**Source material:**
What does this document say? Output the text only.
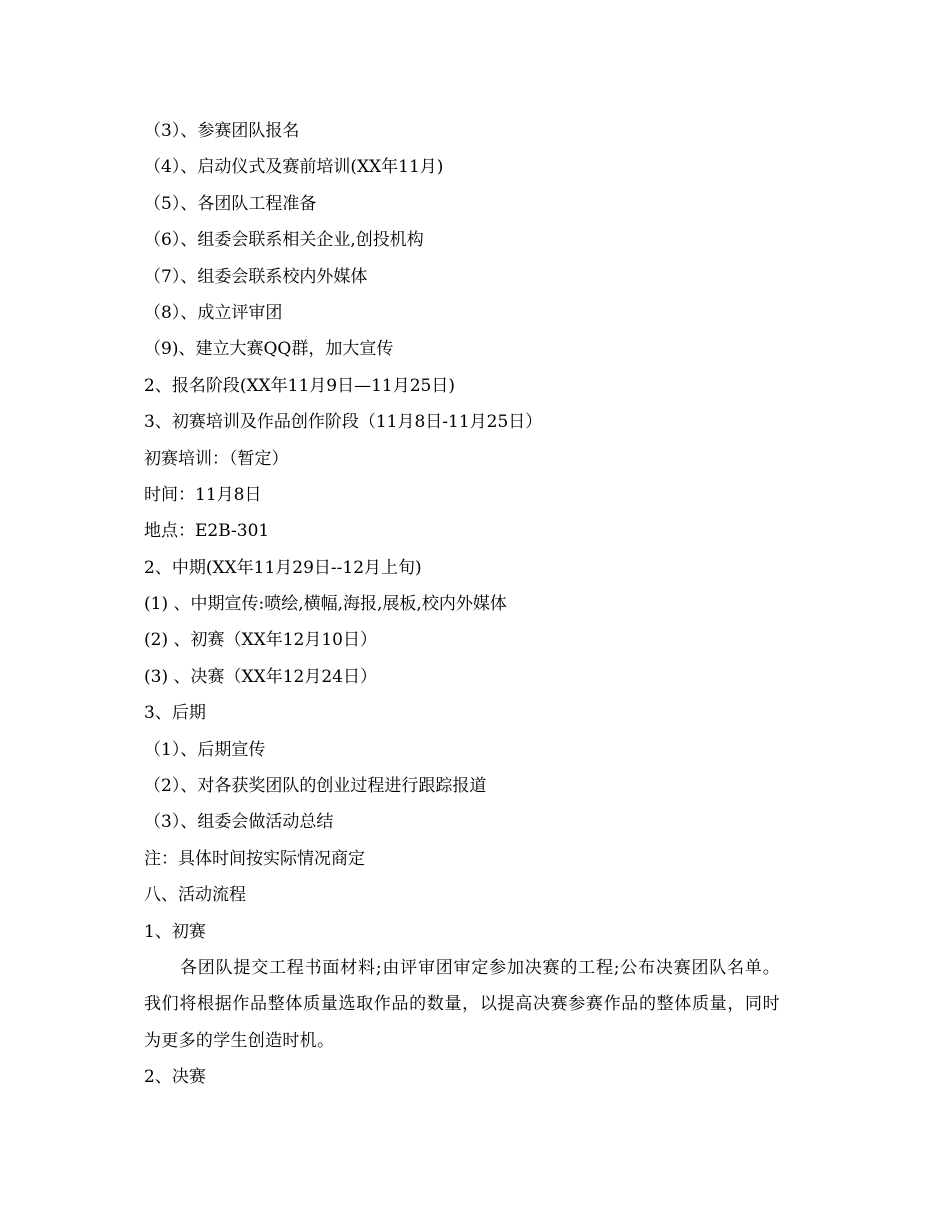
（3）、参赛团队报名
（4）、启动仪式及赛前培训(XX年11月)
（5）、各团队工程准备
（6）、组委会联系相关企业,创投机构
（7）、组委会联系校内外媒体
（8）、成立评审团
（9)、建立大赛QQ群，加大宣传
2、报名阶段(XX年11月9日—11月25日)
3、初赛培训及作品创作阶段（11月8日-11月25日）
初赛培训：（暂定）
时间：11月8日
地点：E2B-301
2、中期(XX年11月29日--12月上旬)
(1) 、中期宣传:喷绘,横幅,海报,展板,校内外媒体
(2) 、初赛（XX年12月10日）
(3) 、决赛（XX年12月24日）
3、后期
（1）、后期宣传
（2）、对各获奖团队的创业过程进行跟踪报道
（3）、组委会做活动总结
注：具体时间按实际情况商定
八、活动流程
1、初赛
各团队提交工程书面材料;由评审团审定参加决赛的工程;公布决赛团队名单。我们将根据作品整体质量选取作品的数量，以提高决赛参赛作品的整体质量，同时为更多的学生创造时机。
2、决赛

* * *

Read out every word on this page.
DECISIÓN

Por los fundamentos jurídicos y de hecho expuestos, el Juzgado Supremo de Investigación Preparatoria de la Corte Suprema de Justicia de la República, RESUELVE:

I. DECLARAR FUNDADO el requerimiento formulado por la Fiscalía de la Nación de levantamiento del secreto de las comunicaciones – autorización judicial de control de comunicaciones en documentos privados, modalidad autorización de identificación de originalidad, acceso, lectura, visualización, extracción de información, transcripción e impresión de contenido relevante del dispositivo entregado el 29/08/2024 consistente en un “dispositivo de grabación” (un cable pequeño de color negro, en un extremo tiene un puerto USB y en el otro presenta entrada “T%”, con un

...

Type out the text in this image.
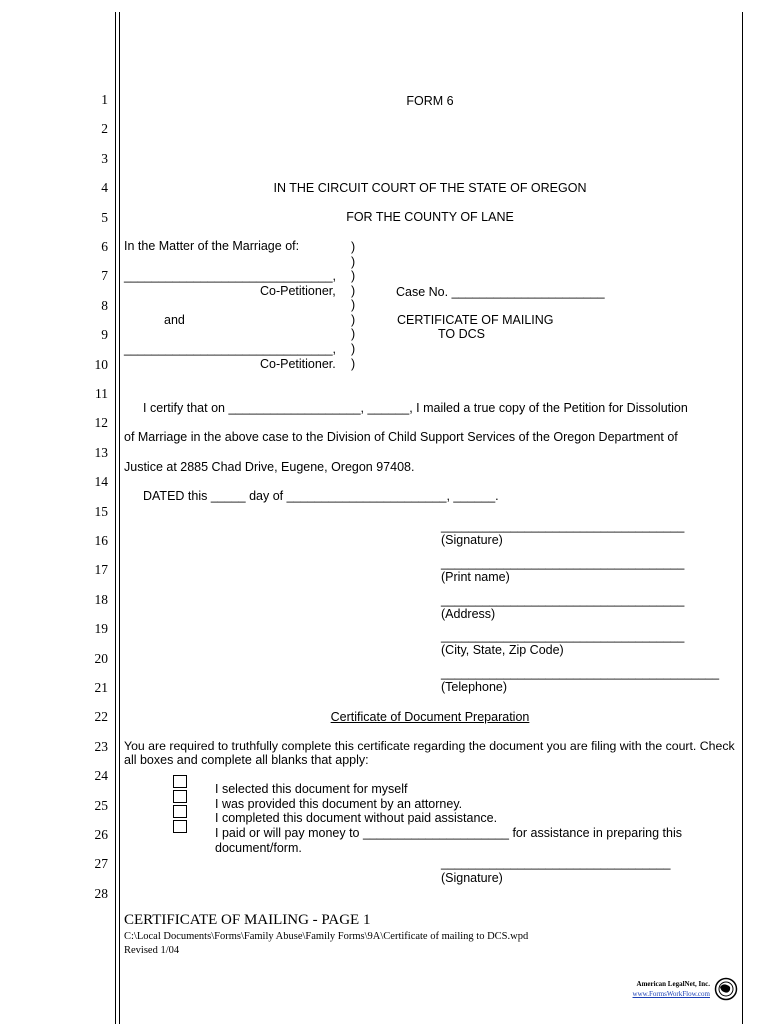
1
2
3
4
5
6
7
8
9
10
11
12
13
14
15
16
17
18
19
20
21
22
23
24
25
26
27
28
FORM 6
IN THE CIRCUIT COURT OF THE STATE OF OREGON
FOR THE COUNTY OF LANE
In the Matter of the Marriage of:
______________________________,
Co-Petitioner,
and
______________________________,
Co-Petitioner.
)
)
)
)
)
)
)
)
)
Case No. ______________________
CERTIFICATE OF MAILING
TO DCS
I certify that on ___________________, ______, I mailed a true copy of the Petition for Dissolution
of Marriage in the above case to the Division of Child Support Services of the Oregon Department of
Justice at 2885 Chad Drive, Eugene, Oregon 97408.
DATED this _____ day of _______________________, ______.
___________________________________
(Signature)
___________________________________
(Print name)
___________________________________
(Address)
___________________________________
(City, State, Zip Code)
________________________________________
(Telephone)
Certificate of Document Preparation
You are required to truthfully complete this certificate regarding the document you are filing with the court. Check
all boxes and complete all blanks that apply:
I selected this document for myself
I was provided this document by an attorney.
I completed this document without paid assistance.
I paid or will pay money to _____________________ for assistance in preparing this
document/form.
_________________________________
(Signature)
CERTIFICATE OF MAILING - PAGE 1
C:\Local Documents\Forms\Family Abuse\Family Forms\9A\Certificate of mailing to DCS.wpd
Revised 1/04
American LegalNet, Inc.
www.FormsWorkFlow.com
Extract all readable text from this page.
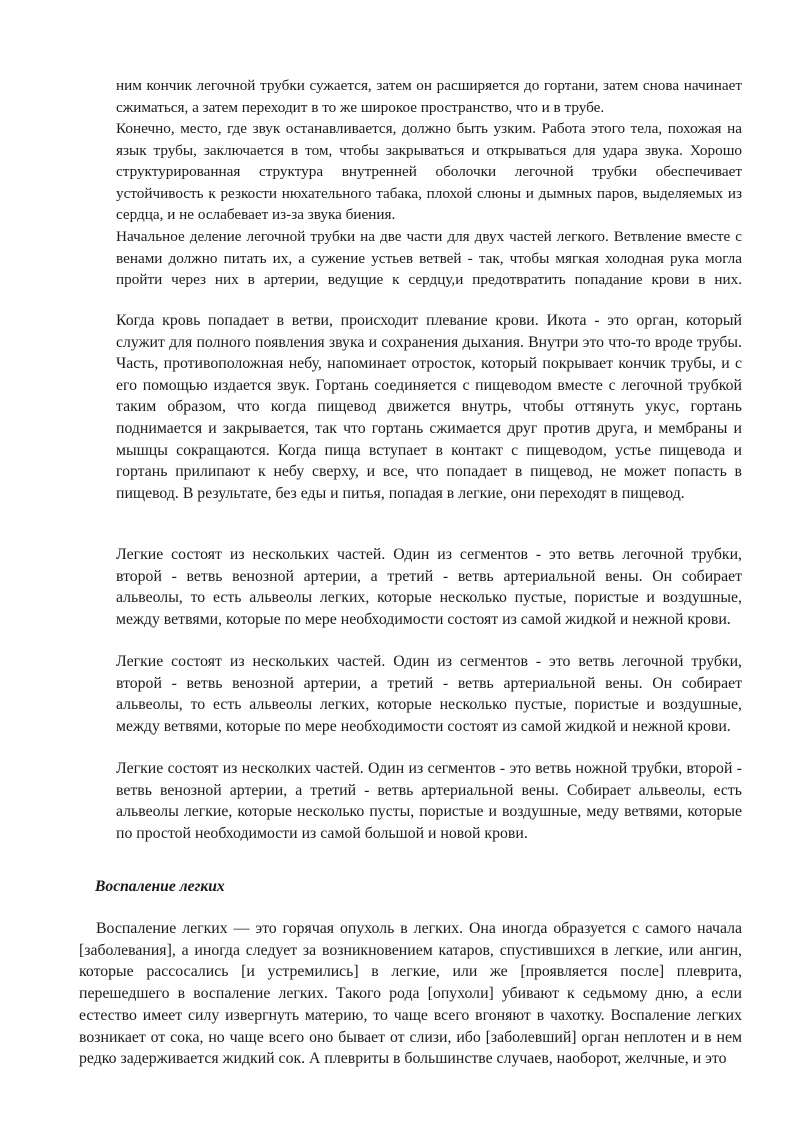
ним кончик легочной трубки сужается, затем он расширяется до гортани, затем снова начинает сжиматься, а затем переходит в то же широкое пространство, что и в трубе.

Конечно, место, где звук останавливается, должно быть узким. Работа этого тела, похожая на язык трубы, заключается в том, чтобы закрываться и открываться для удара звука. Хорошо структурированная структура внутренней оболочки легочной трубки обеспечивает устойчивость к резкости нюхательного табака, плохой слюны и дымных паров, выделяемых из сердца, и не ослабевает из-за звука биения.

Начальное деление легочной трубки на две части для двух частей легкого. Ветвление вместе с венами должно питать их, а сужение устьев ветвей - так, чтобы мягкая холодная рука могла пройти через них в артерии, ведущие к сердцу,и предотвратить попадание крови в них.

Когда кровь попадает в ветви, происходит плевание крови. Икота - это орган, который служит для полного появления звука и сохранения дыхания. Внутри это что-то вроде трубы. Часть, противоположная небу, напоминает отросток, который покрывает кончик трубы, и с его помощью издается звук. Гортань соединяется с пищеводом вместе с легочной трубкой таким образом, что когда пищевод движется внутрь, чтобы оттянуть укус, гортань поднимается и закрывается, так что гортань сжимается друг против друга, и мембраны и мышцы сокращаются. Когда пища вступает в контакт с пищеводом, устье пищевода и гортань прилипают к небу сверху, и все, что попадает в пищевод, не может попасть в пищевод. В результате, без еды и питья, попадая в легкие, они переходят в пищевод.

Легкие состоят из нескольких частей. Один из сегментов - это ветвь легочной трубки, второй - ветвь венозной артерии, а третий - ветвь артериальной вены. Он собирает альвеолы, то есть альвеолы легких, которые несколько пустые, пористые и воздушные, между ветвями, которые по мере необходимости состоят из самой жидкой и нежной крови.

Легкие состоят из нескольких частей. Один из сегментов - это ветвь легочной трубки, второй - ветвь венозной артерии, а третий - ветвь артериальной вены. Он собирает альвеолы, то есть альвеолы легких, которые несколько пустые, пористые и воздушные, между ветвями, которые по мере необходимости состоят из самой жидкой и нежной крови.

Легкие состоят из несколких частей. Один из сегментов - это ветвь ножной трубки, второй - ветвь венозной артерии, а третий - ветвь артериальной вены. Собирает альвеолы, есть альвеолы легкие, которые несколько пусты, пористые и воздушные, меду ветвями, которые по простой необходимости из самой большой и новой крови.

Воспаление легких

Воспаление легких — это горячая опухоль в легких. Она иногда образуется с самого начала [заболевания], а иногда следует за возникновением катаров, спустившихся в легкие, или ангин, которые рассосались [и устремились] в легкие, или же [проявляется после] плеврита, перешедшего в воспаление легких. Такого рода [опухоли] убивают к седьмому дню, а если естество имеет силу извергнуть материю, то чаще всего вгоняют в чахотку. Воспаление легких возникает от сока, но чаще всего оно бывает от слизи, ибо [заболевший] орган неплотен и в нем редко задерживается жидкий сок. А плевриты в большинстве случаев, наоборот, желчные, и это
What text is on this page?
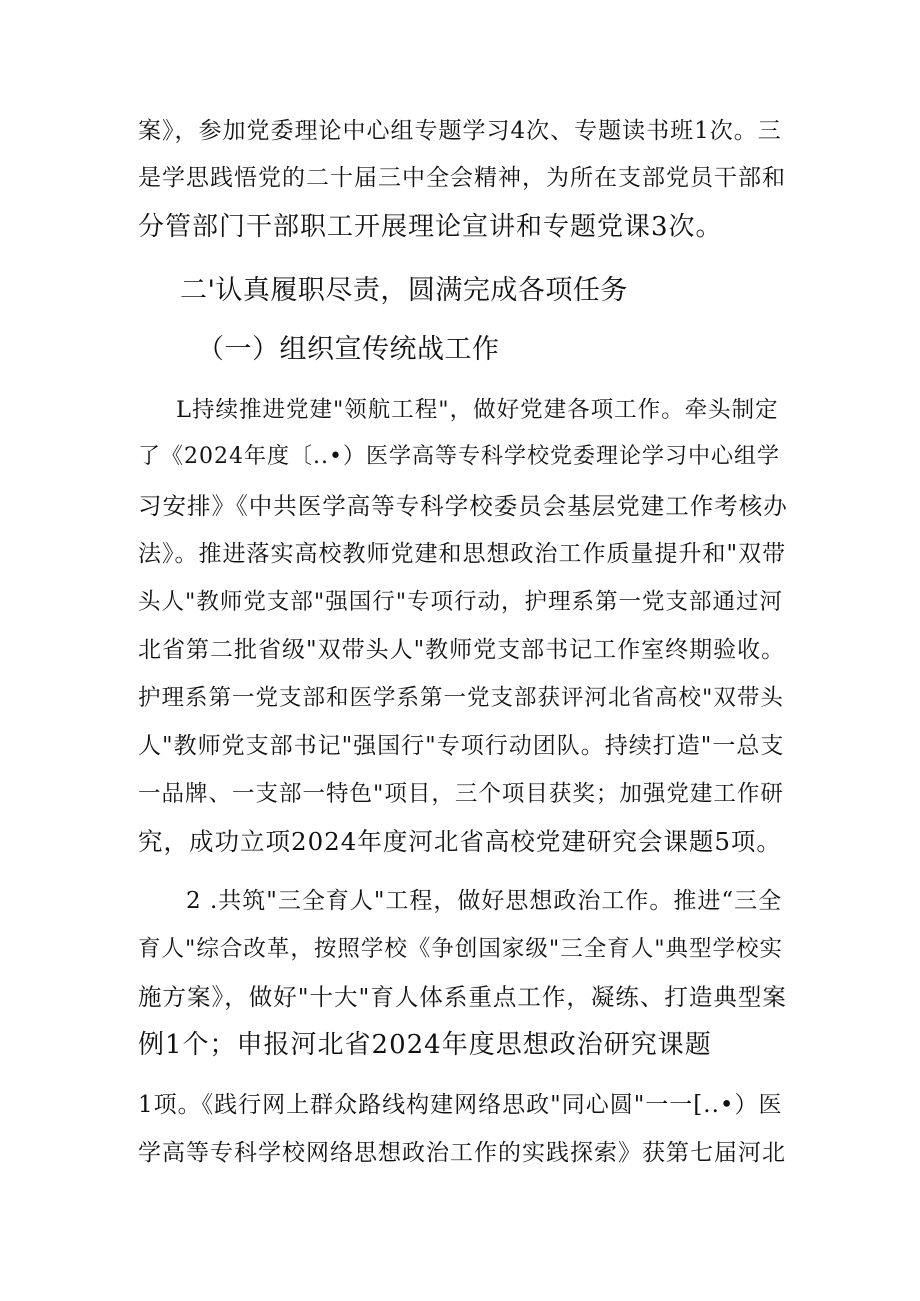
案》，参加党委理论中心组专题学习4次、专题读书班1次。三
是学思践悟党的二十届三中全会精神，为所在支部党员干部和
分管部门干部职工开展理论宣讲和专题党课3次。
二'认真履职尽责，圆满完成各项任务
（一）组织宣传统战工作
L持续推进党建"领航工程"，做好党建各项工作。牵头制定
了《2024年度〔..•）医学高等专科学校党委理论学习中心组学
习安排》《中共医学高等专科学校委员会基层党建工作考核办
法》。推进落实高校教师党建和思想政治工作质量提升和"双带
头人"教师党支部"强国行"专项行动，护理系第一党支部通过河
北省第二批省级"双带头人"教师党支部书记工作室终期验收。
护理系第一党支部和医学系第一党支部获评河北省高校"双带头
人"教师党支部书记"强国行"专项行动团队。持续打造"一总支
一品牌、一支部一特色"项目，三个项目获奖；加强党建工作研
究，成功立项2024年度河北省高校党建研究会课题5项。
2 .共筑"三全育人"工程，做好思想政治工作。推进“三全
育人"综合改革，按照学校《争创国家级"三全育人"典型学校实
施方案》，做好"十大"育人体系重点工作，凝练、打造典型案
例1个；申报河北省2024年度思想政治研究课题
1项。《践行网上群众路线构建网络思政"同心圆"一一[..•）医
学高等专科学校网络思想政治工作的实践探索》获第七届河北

**What is required:** Identify and list each line with the word "которые".

**Solved problem:**
Легкие состоят из нескольких частей. Один из сегментов - это ветвь легочной трубки, второй - ветвь венозной артерии, а третий - ветвь артериальной вены. Он собирает альвеолы, то есть альвеолы легких, которые несколько пустые, пористые и воздушные, между ветвями, которые по мере необходимости состоят из самой жидкой и нежной крови.
Легкие состоят из нескольких частей. Один из сегментов - это ветвь легочной трубки, второй - ветвь венозной артерии, а третий - ветвь артериальной вены. Он собирает альвеолы, то есть альвеолы легких, которые несколько пустые, пористые и воздушные, между ветвями, которые по мере необходимости состоят из самой жидкой и нежной крови.
Легкие состоят из несколких частей. Один из сегментов - это ветвь ножной трубки, второй - ветвь венозной артерии, а третий - ветвь артериальной вены. Собирает альвеолы, есть альвеолы легкие, которые несколько пусты, пористые и воздушные, меду ветвями, которые по простой необходимости из самой большой и новой крови.
Воспаление легких — это горячая опухоль в легких. Она иногда образуется с самого начала [заболевания], а иногда следует за возникновением катаров, спустившихся в легкие, или ангин, которые рассосались [и устремились] в легкие, или же [проявляется после] плеврита, перешедшего в воспаление легких. Такого рода [опухоли] убивают к седьмому дню, а если естество имеет силу извергнуть материю, то чаще всего вгоняют в чахотку. Воспаление легких возникает от сока, но чаще всего оно бывает от слизи, ибо [заболевший] орган неплотен и в нем редко задерживается жидкий сок. А плевриты в большинстве случаев, наоборот, желчные, и это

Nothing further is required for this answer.